§ Exercise goal: Decide whether each statement agrees with the forum thread on compatible combinations, and answer yes or no for each, quoting the words of the thread that decide it. 1. The asker says the approach sometimes slows badly once the number of elements passes 5000. 2. The asker is writing the code in C++. 3. One reply suggests placing 1s along the main diagonal of the matrix.

I apologize if this has been answered elsewhere, but I have yet to find it using my limited algorithmic terminology. ;)

My situation is this - I have a variable number of data elements, each of which has been tested against each other data element to determine compatibility. The compatibilities are stored in the equivalent to a 2-dimensional array (truth table?). My goal is to generate all possible combinations of these data elements, where every element within the combination is compatible with each other element.

For example, if element 1 (of 4) was compatible with elements 2 and 4, and element 2 was compatible with 1, 3 and 4, element 3 was compatible with 2 and element 4 was compatible with 1 and 2, my truth table would look something like:

1) {1,1,0,1}
2) {1,1,1,1}
3) {0,1,1,0}
4) {1,1,0,1}

The combinations that I want from this would be:
1,2,4
1,2
1,4
1
2,3
2,4
2
3
4

My approach works well in many situations, but is sometimes bogged down badly when the number of elements exceeds 5000, depending on the data sets. My secondary challenge is to determine the pattern that brings execution time up from 5 seconds to 3 hours...

Just from looking at the boolean array, I just feel like there MUST be an easier solution out there - an algorithm named after somebody, maybe. As you might infer from the above, I don't necessarily know how to ask the question. ;)

Thanks for your time!

+1  A: 

You're basically trying to reduce an expression to disjunctive normal form. In general, this problem is NP-complete. Sorry. ^_^

Thom Smith
If this turns out to be the case, then it all boils down to my implementation. I just wanted to make sure I wasn't missing out on what might be an obvious solution. :)Thanks Thom!
Mike
+4  A: 

I think that what you have is an 'adjacency matrix' not a truth table and that you are looking for all the 'fully connected subgraphs' of the graph of which the adjacency matrix is a representation. Fully connected subgraphs are also known, if memory serves, as 'cliques'. I'm not terribly sure about what you are looking for; as one of the earlier respondents indicated there are some discrepancies between your words and your matrix.

Do some googling around on those terms; right here right now it's too late for me to dig this stuff out of either my head or my library.

Note that your graph is symmetric, that is if '1 is compatible with 2' then necessarily '2 is compatible with 1'. Now that's halved your data storage requirements (made them more complex, storing the upper or lower half of the matrix is often more mind-bending than the space it saves warrants). I think also that you should probably have 1s along the main diagonal, to express the idea that '1 is compatible with 1'. Eventually, I suspect, you'll have some elements which are only compatible with themselves.

Finding cliques in a graph is, sadly, NP, but for matrices of only 5000x5000 elements a brute-force naive algorithm shouldn't take too long in a compiled language.

Regards

Mark

High Performance Mark
Adjacency Matrix - a term I'll need to remember. ;)Thank you for providing some other terms as well - my background doesn't include much in the way of algorithmic training, but I can't remember enjoying any other project as much as this one - so much to learn! :)For data storage - I am actually using less than half of the NxN - my approach ensures that I'm only ever comparing lower indexes to higher indexes. (Although now I wonder if the math used to determine the actual index is adding to my performance woes...)I'm coding in Java - might compare to C++ later. :)Thanks Mark! :)
Mike
Neat interpretation – it's one thing to know that all NP-complete problems are isomorphic, but another thing to see it so well-demonstrated!
Thom Smith

Region and label listings
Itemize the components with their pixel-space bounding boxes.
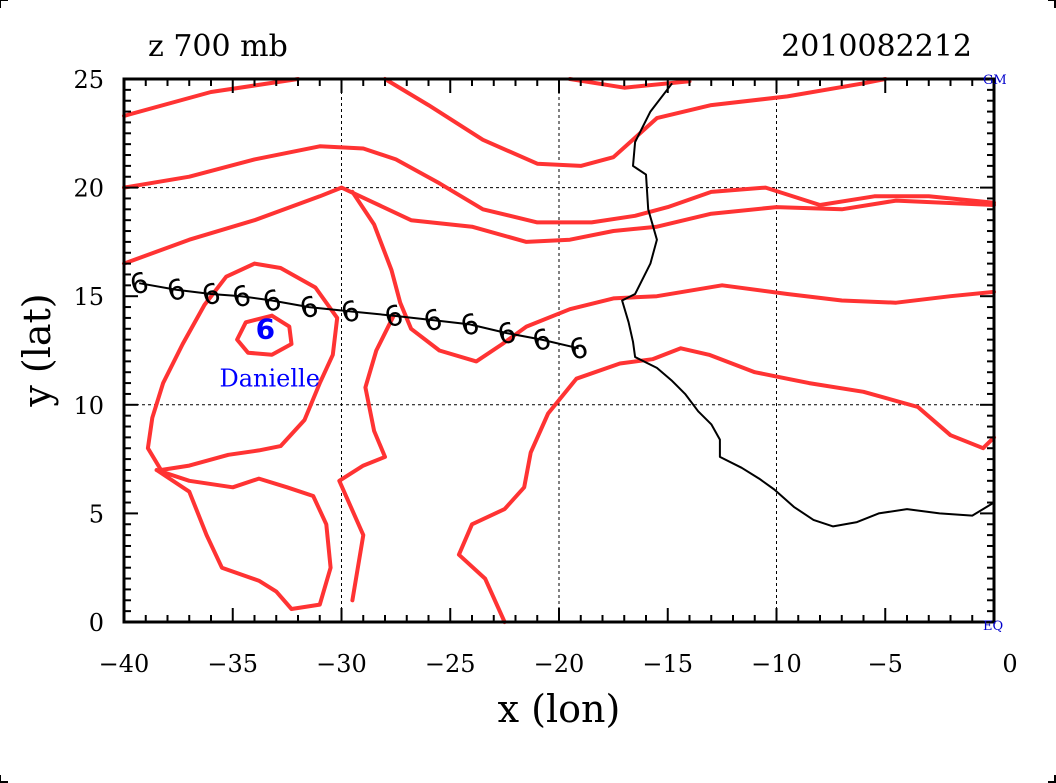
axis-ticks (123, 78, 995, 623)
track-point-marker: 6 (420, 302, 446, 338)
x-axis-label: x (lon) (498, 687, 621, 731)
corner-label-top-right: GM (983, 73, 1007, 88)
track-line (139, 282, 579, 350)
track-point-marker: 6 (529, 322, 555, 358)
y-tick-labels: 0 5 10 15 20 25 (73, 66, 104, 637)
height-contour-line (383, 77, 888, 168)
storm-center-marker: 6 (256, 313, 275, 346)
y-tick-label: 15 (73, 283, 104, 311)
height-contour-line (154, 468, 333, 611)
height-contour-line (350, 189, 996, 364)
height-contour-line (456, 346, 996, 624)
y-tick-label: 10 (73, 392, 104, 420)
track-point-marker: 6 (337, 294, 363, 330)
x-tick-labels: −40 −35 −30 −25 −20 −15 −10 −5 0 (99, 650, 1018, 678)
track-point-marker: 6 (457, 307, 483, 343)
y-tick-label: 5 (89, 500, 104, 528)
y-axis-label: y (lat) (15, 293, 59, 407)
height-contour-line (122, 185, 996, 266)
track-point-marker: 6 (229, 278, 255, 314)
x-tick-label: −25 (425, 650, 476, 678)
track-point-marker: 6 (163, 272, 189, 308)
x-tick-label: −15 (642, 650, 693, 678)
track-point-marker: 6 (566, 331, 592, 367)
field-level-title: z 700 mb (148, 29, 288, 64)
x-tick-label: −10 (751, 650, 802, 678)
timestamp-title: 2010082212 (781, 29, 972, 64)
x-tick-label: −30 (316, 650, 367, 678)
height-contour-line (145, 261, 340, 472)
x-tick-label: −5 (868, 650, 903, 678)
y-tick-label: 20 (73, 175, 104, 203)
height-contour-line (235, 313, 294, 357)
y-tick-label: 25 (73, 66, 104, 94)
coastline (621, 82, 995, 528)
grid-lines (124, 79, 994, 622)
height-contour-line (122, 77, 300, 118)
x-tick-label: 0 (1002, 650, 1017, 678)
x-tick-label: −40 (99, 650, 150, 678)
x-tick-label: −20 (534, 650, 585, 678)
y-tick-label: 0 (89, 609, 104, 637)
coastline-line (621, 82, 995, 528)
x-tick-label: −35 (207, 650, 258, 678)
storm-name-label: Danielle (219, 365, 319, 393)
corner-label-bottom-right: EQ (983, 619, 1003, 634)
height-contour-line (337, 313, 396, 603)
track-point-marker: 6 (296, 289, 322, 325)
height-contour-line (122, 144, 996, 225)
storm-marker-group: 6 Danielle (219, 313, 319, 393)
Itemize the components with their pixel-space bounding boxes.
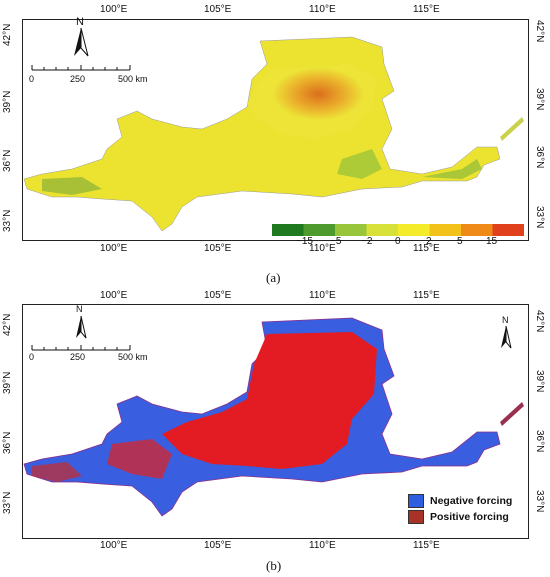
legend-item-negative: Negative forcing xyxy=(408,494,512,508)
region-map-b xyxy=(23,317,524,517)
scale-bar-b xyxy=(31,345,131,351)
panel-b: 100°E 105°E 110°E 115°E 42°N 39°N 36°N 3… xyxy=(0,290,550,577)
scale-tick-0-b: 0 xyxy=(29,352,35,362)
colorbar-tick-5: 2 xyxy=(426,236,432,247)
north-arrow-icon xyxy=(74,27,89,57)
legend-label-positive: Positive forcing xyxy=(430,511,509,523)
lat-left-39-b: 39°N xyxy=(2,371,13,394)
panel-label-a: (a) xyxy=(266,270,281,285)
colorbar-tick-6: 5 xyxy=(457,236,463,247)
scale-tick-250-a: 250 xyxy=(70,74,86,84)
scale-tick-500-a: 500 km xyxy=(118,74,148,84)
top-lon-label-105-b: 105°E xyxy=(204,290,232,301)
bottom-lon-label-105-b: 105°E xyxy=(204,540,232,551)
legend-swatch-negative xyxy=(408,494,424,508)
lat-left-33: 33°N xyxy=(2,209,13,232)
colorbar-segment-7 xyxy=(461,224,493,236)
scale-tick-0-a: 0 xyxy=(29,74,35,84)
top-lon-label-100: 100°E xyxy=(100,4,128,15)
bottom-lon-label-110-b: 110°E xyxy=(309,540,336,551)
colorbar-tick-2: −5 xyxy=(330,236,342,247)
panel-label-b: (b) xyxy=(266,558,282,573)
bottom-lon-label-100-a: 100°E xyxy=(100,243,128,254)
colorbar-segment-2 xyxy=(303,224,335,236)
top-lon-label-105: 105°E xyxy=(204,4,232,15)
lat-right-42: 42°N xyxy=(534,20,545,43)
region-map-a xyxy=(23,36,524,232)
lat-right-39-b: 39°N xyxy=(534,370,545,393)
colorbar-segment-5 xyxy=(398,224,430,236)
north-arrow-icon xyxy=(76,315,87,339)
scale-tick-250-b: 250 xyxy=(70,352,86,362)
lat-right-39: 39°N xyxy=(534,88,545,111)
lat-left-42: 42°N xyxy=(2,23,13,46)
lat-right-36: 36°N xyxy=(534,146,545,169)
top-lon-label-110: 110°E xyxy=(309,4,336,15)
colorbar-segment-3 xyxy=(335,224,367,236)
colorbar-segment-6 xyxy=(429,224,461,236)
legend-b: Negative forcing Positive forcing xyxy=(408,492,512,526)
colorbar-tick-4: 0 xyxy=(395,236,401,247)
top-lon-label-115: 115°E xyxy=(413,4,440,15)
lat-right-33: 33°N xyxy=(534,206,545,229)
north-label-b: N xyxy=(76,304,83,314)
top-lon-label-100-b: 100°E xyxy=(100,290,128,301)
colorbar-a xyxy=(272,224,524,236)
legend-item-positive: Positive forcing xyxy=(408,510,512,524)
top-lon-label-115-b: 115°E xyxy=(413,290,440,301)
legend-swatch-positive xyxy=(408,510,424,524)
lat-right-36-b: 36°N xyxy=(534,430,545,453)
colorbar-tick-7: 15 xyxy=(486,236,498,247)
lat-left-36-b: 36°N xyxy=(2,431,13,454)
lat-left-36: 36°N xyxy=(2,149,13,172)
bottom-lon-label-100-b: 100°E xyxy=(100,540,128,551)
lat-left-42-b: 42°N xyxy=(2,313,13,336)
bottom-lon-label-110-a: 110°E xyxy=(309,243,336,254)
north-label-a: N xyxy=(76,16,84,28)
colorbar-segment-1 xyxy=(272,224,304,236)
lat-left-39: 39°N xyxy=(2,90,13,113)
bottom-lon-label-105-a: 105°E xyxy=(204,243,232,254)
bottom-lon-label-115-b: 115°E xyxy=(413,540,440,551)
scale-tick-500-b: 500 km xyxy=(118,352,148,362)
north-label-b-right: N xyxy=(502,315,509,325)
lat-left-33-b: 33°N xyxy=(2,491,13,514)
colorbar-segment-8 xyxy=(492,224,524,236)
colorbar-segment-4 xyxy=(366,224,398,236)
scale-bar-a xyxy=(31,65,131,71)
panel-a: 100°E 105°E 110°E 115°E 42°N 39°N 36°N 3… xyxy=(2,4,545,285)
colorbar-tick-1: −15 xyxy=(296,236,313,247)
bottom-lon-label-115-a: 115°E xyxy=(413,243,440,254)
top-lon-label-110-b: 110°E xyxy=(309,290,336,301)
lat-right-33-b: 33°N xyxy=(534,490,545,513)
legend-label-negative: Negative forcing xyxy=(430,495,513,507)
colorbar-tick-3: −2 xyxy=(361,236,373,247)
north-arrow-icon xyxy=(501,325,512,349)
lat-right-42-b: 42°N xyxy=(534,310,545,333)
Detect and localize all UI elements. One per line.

§ Completed exercise:
1. Yes: "is sometimes bogged down badly when the number of elements exceeds 5000, depending on the data sets"
2. No: "I'm coding in Java - might compare to C++ later."
3. Yes: "I think also that you should probably have 1s along the main diagonal"